== RECORD EXTRACTS ==
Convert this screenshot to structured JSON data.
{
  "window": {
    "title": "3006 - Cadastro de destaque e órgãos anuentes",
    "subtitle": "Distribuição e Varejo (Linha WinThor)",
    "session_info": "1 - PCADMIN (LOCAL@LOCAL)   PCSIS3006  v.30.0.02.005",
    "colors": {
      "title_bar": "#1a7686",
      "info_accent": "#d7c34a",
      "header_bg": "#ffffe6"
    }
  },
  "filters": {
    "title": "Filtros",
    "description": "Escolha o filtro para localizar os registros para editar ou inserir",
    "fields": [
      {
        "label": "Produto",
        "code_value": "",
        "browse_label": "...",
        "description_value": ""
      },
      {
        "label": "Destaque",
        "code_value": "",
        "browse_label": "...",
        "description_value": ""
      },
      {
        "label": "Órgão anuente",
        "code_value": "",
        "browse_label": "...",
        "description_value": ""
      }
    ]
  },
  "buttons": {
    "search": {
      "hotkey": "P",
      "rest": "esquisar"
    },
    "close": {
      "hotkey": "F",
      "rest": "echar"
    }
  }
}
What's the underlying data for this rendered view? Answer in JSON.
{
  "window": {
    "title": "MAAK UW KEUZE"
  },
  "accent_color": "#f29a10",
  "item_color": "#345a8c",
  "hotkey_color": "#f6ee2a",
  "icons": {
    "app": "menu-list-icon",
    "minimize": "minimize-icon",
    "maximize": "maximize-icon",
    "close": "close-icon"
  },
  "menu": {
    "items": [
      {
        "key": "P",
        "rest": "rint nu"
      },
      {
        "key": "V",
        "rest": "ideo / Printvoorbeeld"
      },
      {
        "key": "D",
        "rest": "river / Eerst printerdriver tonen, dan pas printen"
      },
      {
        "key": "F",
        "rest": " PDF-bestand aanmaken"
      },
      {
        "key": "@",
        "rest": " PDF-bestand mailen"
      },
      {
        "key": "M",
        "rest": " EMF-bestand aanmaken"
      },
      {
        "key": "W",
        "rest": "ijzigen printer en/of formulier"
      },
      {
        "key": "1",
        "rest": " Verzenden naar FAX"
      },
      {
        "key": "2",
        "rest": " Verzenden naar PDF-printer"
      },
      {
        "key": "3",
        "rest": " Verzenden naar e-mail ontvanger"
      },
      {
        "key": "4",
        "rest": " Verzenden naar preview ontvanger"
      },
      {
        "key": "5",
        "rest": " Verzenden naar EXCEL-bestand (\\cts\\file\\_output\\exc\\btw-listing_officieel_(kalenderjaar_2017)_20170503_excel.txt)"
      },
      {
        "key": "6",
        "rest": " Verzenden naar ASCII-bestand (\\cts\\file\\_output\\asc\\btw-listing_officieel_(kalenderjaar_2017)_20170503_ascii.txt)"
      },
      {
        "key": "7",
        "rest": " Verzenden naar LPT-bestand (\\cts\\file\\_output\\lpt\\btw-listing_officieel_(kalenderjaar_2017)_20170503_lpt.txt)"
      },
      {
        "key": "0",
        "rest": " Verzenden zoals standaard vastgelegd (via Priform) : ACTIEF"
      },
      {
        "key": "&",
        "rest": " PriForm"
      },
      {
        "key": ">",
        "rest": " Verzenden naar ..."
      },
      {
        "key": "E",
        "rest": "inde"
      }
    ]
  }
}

== TASK GOAL ==
Provide only the count of lines in the material above that hold the word "ontvanger".

== WRITTEN SOLUTION ==
2